▸ To do
Search the data below for the word "Rocket" and copy each line that holds it.

Dataset items
════════
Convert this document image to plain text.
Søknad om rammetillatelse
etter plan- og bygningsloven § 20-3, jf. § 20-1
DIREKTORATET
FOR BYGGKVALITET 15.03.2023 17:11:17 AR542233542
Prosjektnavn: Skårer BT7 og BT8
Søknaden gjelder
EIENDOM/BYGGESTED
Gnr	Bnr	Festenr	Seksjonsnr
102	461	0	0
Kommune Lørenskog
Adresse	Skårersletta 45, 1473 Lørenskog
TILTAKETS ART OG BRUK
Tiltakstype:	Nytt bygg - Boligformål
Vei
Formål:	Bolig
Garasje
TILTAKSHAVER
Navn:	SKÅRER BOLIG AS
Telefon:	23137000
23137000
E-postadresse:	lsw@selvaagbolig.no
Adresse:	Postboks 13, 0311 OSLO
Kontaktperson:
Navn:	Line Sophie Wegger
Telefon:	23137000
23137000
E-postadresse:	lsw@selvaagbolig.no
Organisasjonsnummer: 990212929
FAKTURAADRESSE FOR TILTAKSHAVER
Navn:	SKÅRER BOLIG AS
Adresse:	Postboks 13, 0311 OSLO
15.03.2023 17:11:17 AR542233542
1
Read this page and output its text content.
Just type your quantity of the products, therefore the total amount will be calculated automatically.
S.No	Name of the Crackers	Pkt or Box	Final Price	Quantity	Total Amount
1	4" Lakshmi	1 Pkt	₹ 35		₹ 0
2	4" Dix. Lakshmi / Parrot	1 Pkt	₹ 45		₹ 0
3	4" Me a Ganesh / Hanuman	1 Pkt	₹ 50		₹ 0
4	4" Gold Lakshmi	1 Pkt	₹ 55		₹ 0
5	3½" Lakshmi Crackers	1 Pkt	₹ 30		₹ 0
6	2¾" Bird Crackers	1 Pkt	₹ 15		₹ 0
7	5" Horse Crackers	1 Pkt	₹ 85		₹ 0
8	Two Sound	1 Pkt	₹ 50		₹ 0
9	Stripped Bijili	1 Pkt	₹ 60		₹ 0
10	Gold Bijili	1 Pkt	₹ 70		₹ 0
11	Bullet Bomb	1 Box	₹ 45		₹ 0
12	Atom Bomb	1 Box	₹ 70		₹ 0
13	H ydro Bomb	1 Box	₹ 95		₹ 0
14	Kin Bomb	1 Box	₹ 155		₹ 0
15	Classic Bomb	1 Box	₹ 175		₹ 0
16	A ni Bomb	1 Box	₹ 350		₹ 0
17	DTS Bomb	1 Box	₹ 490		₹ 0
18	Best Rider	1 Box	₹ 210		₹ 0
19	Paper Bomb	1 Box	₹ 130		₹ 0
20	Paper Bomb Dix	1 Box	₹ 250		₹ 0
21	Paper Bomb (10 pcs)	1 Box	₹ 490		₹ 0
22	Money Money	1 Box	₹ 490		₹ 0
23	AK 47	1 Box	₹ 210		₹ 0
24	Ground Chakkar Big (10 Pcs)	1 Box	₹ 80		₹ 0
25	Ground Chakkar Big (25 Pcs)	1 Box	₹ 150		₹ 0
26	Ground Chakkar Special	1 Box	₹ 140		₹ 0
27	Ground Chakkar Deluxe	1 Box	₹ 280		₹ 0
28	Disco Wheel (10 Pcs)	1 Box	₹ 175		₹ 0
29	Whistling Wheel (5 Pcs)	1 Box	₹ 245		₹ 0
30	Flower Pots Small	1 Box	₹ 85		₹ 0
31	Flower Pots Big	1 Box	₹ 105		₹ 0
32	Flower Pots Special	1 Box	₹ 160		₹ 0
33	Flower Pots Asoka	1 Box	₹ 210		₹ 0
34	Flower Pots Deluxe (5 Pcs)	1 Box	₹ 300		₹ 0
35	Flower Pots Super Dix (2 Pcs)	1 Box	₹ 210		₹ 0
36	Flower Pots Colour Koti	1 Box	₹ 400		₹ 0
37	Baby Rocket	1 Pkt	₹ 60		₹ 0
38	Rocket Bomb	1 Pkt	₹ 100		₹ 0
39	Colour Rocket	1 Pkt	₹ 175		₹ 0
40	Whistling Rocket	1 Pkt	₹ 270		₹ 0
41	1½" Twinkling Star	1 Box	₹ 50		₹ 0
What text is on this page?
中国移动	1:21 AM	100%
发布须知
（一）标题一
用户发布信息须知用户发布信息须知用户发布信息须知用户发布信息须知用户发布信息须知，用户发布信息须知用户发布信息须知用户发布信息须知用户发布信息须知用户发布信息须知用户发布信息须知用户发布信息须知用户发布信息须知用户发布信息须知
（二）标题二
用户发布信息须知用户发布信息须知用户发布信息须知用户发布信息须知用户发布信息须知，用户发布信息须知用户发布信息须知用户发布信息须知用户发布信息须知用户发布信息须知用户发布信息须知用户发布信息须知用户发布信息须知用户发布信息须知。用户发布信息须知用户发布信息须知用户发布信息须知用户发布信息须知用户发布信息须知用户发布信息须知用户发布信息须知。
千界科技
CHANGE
════════
▸ Solution to this exercise
37	Baby Rocket	1 Pkt	₹ 60		₹ 0
38	Rocket Bomb	1 Pkt	₹ 100		₹ 0
39	Colour Rocket	1 Pkt	₹ 175		₹ 0
40	Whistling Rocket	1 Pkt	₹ 270		₹ 0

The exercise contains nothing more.